» **Exercise aim**:
Reply with only the number of lines that contain the string "from".

# Start of Data provided

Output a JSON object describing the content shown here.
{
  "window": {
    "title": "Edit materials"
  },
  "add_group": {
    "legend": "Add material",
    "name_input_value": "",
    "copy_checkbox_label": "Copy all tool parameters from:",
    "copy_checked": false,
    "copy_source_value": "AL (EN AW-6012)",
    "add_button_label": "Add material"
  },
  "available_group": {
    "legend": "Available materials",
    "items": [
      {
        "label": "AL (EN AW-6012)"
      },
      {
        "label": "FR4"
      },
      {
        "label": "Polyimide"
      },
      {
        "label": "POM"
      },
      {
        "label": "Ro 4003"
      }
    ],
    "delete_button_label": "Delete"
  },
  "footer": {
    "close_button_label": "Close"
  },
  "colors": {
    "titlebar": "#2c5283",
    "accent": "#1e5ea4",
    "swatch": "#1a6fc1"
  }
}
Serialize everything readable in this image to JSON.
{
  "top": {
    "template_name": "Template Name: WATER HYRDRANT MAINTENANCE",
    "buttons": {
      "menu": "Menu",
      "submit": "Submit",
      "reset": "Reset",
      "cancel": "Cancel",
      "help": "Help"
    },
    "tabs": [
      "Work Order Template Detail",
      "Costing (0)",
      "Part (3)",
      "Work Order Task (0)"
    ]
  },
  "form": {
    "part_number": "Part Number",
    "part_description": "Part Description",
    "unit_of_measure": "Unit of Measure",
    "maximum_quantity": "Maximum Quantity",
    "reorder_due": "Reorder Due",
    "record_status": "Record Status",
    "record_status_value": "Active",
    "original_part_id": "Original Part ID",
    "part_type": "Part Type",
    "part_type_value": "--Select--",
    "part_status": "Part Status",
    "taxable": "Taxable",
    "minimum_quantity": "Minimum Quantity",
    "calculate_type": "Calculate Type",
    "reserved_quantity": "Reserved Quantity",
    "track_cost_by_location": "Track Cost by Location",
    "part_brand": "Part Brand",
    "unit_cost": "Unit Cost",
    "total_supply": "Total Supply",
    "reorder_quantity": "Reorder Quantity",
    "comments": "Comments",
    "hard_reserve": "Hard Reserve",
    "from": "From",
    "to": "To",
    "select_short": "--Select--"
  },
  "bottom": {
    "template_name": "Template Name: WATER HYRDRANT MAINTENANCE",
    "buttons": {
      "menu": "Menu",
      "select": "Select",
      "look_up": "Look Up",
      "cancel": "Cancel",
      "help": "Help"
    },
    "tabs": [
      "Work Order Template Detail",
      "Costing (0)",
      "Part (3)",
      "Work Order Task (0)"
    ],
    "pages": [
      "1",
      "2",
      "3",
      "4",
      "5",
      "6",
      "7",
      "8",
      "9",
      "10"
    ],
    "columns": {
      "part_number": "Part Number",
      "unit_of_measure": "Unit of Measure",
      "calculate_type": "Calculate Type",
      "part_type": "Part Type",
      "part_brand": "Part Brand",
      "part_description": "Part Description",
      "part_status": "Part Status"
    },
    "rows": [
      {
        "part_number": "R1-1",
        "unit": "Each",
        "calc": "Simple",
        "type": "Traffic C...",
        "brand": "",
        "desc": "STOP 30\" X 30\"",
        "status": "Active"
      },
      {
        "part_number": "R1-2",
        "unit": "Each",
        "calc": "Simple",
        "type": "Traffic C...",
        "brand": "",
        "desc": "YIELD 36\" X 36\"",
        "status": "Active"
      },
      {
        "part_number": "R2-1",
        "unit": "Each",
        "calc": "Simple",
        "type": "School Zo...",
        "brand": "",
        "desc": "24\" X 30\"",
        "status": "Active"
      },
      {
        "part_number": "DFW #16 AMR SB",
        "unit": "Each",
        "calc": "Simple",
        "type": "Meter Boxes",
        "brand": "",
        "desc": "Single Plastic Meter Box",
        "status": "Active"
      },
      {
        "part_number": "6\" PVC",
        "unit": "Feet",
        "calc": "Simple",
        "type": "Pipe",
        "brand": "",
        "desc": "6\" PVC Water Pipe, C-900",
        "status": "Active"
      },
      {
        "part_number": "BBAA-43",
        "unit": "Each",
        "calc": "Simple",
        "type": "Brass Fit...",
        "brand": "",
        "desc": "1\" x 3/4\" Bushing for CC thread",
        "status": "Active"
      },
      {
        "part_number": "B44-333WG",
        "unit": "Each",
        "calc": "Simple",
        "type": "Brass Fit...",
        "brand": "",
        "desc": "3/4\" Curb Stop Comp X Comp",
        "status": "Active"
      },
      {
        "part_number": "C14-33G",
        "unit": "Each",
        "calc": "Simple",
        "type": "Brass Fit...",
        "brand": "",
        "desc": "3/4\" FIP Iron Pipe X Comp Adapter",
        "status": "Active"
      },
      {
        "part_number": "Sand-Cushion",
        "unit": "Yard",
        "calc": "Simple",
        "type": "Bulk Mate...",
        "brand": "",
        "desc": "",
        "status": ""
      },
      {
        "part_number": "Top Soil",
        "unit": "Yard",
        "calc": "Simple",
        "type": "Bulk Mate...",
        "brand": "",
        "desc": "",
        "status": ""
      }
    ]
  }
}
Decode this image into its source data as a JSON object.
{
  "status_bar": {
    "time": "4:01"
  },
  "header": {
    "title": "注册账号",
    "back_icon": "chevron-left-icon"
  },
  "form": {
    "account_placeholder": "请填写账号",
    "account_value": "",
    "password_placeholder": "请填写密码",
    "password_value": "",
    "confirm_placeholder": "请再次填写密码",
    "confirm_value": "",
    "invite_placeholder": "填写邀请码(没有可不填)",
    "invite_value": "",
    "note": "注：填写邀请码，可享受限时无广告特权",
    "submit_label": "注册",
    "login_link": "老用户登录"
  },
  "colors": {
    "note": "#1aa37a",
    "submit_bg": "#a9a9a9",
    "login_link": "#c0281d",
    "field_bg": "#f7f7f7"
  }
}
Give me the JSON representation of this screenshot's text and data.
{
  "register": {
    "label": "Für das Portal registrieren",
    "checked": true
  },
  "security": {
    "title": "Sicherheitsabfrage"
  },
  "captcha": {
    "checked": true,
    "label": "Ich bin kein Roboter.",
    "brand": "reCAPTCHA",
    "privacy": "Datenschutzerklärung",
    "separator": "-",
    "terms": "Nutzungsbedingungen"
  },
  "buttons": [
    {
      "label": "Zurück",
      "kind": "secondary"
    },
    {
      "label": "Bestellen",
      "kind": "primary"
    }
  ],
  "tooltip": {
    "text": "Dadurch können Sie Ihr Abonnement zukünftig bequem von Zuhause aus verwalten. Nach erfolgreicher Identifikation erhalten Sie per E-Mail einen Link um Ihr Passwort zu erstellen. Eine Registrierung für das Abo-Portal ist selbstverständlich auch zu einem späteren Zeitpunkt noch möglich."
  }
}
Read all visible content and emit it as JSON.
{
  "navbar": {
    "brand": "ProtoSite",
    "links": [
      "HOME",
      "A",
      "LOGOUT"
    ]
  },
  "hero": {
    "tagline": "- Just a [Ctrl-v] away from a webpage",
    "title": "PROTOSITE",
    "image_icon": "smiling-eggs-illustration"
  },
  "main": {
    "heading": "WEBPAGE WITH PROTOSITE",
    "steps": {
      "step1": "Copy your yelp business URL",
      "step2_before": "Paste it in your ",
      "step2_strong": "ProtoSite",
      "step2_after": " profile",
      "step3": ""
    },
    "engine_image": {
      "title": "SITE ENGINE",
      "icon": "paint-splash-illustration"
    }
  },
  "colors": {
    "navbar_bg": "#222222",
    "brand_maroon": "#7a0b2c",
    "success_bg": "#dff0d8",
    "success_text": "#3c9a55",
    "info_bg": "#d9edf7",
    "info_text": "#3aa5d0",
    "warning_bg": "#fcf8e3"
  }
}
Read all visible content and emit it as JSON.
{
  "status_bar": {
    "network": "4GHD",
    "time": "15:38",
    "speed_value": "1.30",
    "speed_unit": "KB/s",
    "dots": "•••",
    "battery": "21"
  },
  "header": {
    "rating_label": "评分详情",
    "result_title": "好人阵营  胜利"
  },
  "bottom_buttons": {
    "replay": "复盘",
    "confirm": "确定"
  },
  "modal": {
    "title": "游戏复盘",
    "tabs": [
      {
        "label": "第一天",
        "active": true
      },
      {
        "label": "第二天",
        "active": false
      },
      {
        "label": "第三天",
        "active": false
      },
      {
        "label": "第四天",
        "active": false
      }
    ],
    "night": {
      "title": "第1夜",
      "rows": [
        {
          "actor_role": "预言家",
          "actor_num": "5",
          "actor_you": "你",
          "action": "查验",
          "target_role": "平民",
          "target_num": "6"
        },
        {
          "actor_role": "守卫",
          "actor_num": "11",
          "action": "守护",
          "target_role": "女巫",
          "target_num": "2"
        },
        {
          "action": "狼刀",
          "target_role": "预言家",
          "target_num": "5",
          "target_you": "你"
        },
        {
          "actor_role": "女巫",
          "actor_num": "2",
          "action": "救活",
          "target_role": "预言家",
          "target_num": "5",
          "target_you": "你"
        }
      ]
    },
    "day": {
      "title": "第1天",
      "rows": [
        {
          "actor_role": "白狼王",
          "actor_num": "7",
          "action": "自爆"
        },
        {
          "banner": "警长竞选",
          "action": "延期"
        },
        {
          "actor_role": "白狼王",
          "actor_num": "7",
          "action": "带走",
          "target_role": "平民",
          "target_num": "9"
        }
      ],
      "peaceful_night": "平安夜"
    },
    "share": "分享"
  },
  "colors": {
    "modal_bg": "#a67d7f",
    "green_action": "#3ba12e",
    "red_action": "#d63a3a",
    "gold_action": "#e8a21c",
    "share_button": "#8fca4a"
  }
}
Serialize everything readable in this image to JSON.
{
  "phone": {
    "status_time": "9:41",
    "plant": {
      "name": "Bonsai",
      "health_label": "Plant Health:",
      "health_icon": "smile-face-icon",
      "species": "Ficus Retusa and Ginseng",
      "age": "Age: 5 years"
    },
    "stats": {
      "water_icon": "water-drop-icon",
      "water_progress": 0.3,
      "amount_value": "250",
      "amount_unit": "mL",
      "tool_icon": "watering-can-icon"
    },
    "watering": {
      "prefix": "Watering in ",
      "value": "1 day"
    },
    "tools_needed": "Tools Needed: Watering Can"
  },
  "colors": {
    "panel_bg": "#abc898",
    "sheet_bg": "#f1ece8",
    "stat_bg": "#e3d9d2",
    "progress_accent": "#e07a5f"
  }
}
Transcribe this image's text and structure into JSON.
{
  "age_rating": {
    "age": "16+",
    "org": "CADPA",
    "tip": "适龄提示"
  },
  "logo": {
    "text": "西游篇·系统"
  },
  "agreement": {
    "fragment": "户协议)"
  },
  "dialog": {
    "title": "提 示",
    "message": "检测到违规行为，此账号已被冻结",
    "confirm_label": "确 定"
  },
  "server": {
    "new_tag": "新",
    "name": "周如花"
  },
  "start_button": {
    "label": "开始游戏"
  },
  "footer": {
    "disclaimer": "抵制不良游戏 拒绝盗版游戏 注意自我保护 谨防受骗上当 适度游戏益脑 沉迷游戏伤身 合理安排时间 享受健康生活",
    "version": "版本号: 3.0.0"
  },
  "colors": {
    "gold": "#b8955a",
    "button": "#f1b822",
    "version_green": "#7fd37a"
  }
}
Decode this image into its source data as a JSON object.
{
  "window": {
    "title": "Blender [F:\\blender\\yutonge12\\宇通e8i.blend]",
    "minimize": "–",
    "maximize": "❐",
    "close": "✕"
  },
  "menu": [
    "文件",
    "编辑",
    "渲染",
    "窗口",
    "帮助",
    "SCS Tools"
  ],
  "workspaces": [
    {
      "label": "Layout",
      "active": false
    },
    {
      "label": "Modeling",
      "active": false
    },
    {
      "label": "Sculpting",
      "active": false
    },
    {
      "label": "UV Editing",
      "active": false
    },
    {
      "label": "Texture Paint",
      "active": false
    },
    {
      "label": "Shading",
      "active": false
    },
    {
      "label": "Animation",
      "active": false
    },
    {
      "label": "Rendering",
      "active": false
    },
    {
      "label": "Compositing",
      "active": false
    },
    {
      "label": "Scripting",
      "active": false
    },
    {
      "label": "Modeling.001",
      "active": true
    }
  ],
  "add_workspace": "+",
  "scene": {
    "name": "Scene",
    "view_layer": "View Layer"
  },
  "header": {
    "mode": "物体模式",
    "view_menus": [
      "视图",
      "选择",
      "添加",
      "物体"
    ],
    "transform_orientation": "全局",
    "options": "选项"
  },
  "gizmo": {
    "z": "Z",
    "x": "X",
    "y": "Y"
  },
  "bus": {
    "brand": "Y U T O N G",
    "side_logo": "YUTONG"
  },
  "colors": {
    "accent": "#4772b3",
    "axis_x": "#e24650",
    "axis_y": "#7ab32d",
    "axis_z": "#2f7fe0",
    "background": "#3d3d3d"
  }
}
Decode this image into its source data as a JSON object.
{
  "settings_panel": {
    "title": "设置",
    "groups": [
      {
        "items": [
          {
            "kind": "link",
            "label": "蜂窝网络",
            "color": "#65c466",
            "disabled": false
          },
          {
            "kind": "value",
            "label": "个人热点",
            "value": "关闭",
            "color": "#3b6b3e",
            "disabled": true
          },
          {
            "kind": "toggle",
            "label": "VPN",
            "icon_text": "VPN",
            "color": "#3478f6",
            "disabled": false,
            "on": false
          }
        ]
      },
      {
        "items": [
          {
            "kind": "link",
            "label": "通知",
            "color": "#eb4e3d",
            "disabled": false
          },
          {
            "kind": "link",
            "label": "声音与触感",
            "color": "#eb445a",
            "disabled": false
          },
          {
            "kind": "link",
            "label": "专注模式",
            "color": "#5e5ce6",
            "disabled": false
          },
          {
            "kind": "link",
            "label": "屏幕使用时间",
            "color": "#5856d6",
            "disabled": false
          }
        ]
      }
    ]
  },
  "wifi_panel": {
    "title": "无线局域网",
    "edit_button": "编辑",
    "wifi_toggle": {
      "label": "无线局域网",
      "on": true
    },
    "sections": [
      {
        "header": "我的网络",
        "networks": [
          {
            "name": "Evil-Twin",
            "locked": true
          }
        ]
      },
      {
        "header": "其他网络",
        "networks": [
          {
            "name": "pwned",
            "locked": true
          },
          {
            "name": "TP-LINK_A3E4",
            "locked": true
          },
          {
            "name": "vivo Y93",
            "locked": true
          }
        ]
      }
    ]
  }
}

# End of Data provided

» **Task response**:
3